▶ [WHAT YOU NEED TO DO]
Output, word for word, the line that contains "What's the underlying" and all lines following it to the end of the listing. Drop the pictures.

Begin EXERCISE MATERIAL

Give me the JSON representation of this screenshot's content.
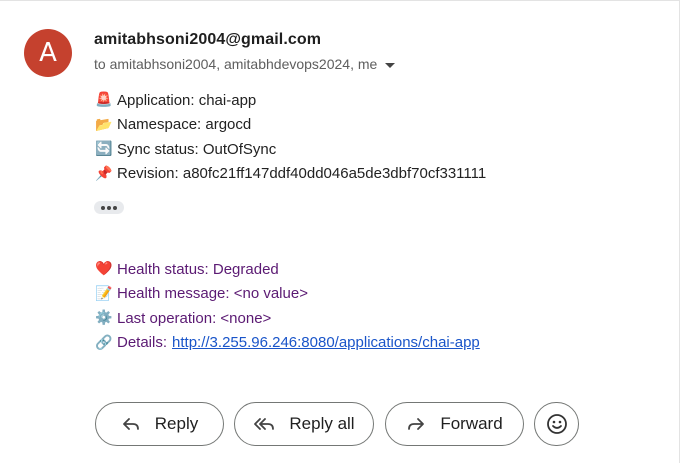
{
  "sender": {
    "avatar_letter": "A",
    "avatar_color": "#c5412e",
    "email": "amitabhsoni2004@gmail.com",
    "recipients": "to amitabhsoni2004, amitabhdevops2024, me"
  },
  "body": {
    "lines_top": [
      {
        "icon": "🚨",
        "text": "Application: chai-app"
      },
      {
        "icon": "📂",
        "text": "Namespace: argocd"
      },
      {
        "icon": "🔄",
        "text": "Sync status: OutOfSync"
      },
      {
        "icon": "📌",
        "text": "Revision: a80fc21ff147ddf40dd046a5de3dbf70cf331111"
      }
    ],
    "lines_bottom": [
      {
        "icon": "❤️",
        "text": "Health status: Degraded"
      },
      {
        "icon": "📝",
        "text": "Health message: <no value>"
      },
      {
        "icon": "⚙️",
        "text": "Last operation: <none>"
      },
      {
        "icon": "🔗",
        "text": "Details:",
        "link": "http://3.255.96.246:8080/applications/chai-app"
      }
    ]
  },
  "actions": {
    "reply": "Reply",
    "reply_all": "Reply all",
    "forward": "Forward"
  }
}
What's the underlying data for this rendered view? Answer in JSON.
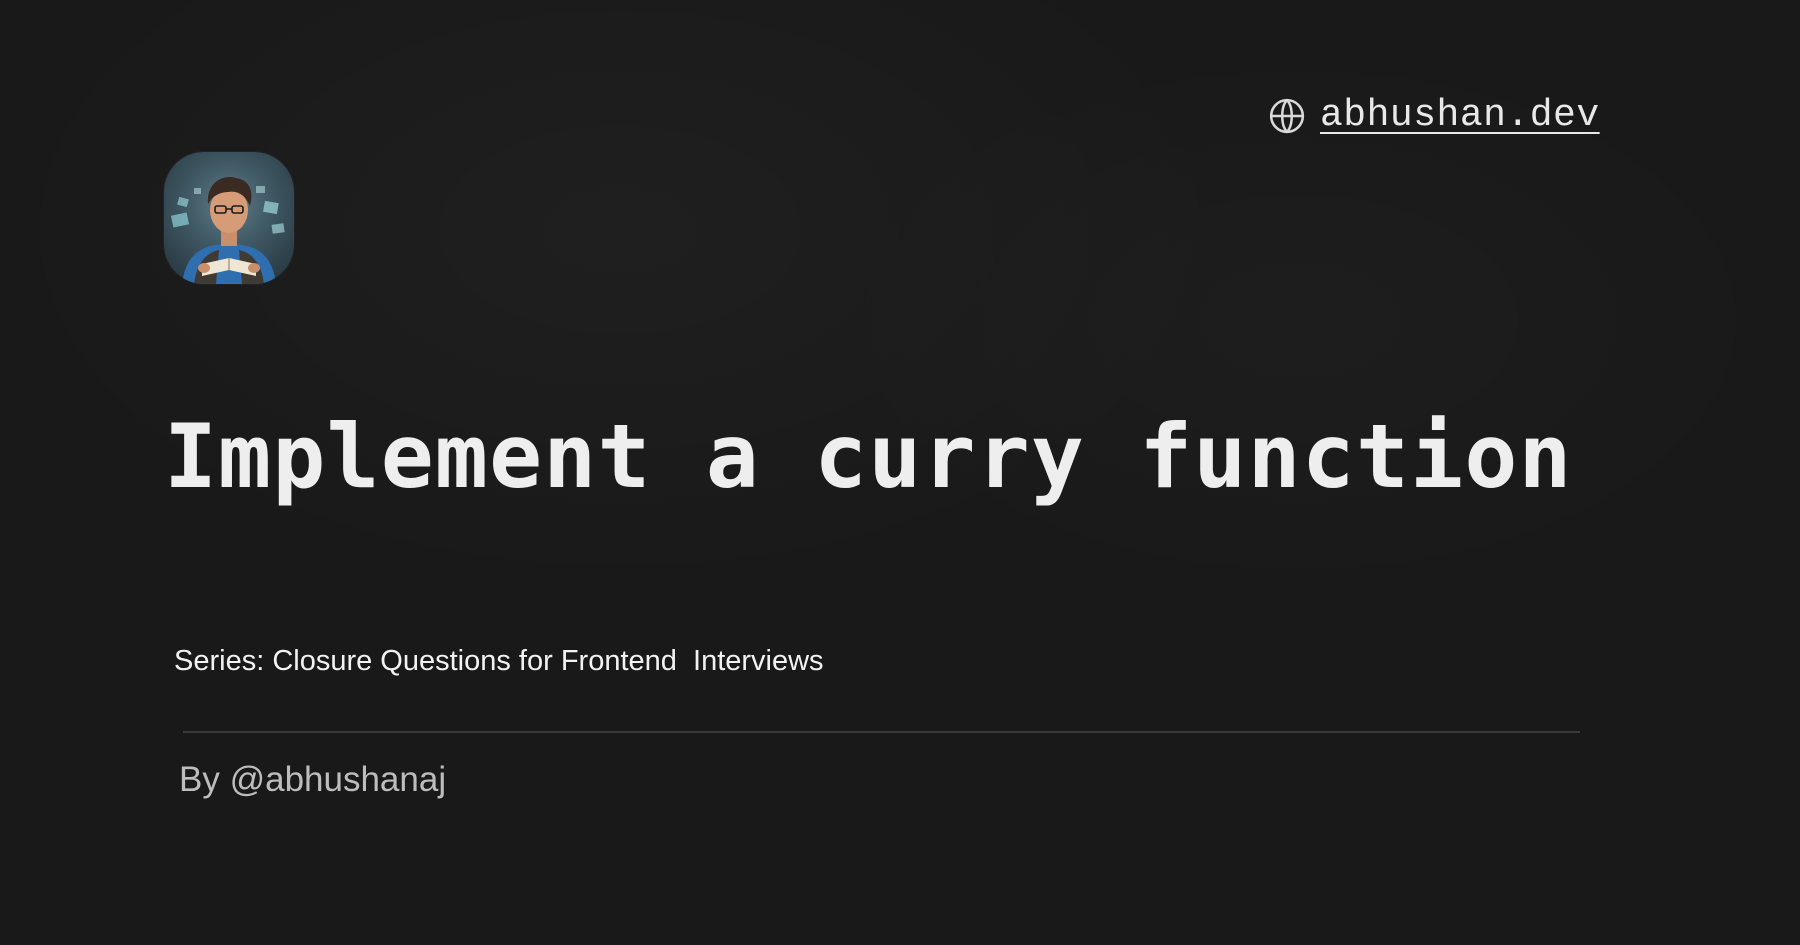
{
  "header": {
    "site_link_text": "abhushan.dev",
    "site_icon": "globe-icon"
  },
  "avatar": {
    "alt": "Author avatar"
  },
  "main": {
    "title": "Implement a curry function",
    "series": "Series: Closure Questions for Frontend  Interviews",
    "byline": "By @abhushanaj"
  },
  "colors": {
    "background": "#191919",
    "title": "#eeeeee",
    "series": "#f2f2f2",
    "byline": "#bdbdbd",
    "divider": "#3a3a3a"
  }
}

End EXERCISE MATERIAL

▶ [SOLUTION TO THE PROBLEM]
What's the underlying data for this rendered view? Answer in JSON.
{
  "header": {
    "site_link_text": "abhushan.dev",
    "site_icon": "globe-icon"
  },
  "avatar": {
    "alt": "Author avatar"
  },
  "main": {
    "title": "Implement a curry function",
    "series": "Series: Closure Questions for Frontend  Interviews",
    "byline": "By @abhushanaj"
  },
  "colors": {
    "background": "#191919",
    "title": "#eeeeee",
    "series": "#f2f2f2",
    "byline": "#bdbdbd",
    "divider": "#3a3a3a"
  }
}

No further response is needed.